▶ _Problem requirements_
Which lines run from the line with "Give me a plain-text" to the end of the entries? Write out exactly those, leaving out the pictures.

####

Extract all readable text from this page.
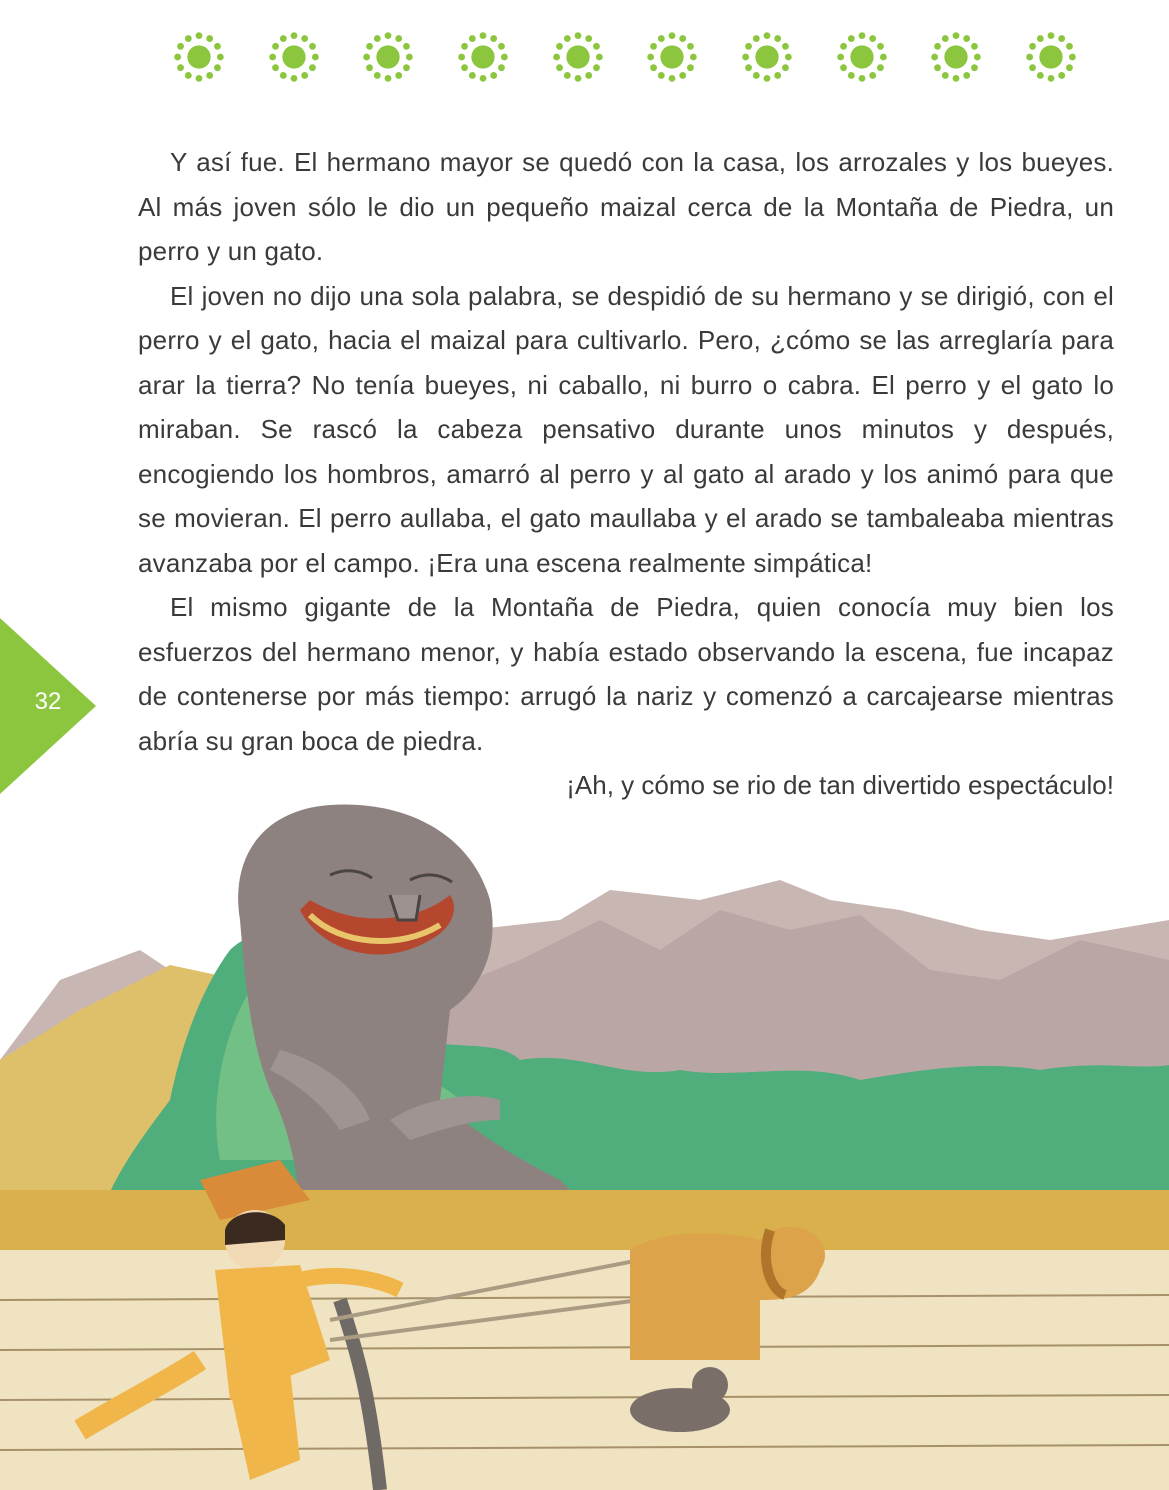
Y así fue. El hermano mayor se quedó con la casa, los arrozales y los bueyes. Al más joven sólo le dio un pequeño maizal cerca de la Montaña de Piedra, un perro y un gato.

El joven no dijo una sola palabra, se despidió de su hermano y se dirigió, con el perro y el gato, hacia el maizal para cultivarlo. Pero, ¿cómo se las arreglaría para arar la tierra? No tenía bueyes, ni caballo, ni burro o cabra. El perro y el gato lo miraban. Se rascó la cabeza pensativo durante unos minutos y después, encogiendo los hombros, amarró al perro y al gato al arado y los animó para que se movieran. El perro aullaba, el gato maullaba y el arado se tambaleaba mientras avanzaba por el campo. ¡Era una escena realmente simpática!

El mismo gigante de la Montaña de Piedra, quien conocía muy bien los esfuerzos del hermano menor, y había estado observando la escena, fue incapaz de contenerse por más tiempo: arrugó la nariz y comenzó a carcajearse mientras abría su gran boca de piedra.

¡Ah, y cómo se rio de tan divertido espectáculo!

32
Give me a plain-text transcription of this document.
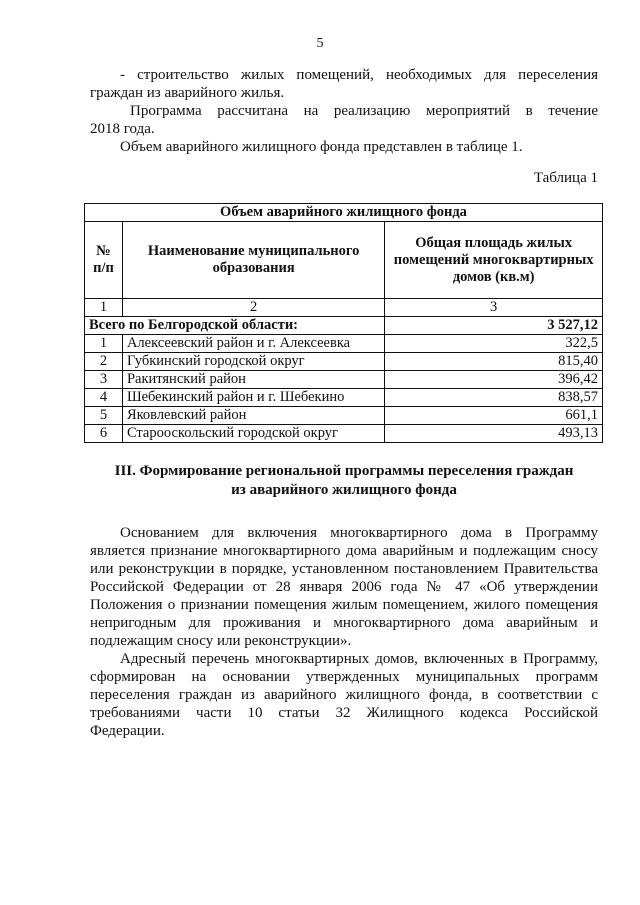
5
- строительство жилых помещений, необходимых для переселения
граждан из аварийного жилья.
Программа рассчитана на реализацию мероприятий в течение
2018 года.
Объем аварийного жилищного фонда представлен в таблице 1.
Таблица 1
Объем аварийного жилищного фонда		
№ п/п	Наименование муниципального образования	Общая площадь жилых помещений многоквартирных домов (кв.м)
1	2	3
Всего по Белгородской области:		3 527,12
1	Алексеевский район и г. Алексеевка	322,5
2	Губкинский городской округ	815,40
3	Ракитянский район	396,42
4	Шебекинский район и г. Шебекино	838,57
5	Яковлевский район	661,1
6	Старооскольский городской округ	493,13
III. Формирование региональной программы переселения граждан
из аварийного жилищного фонда
Основанием для включения многоквартирного дома в Программу
является признание многоквартирного дома аварийным и подлежащим сносу
или реконструкции в порядке, установленном постановлением Правительства
Российской Федерации от 28 января 2006 года № 47 «Об утверждении
Положения о признании помещения жилым помещением, жилого помещения
непригодным для проживания и многоквартирного дома аварийным и
подлежащим сносу или реконструкции».
Адресный перечень многоквартирных домов, включенных в Программу,
сформирован на основании утвержденных муниципальных программ
переселения граждан из аварийного жилищного фонда, в соответствии с
требованиями части 10 статьи 32 Жилищного кодекса Российской
Федерации.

####

▶ _Solution to this problem_
Give me a plain-text transcription of this document.
5
- строительство жилых помещений, необходимых для переселения
граждан из аварийного жилья.
Программа рассчитана на реализацию мероприятий в течение
2018 года.
Объем аварийного жилищного фонда представлен в таблице 1.
Таблица 1
Объем аварийного жилищного фонда		
№ п/п	Наименование муниципального образования	Общая площадь жилых помещений многоквартирных домов (кв.м)
1	2	3
Всего по Белгородской области:		3 527,12
1	Алексеевский район и г. Алексеевка	322,5
2	Губкинский городской округ	815,40
3	Ракитянский район	396,42
4	Шебекинский район и г. Шебекино	838,57
5	Яковлевский район	661,1
6	Старооскольский городской округ	493,13
III. Формирование региональной программы переселения граждан
из аварийного жилищного фонда
Основанием для включения многоквартирного дома в Программу
является признание многоквартирного дома аварийным и подлежащим сносу
или реконструкции в порядке, установленном постановлением Правительства
Российской Федерации от 28 января 2006 года № 47 «Об утверждении
Положения о признании помещения жилым помещением, жилого помещения
непригодным для проживания и многоквартирного дома аварийным и
подлежащим сносу или реконструкции».
Адресный перечень многоквартирных домов, включенных в Программу,
сформирован на основании утвержденных муниципальных программ
переселения граждан из аварийного жилищного фонда, в соответствии с
требованиями части 10 статьи 32 Жилищного кодекса Российской
Федерации.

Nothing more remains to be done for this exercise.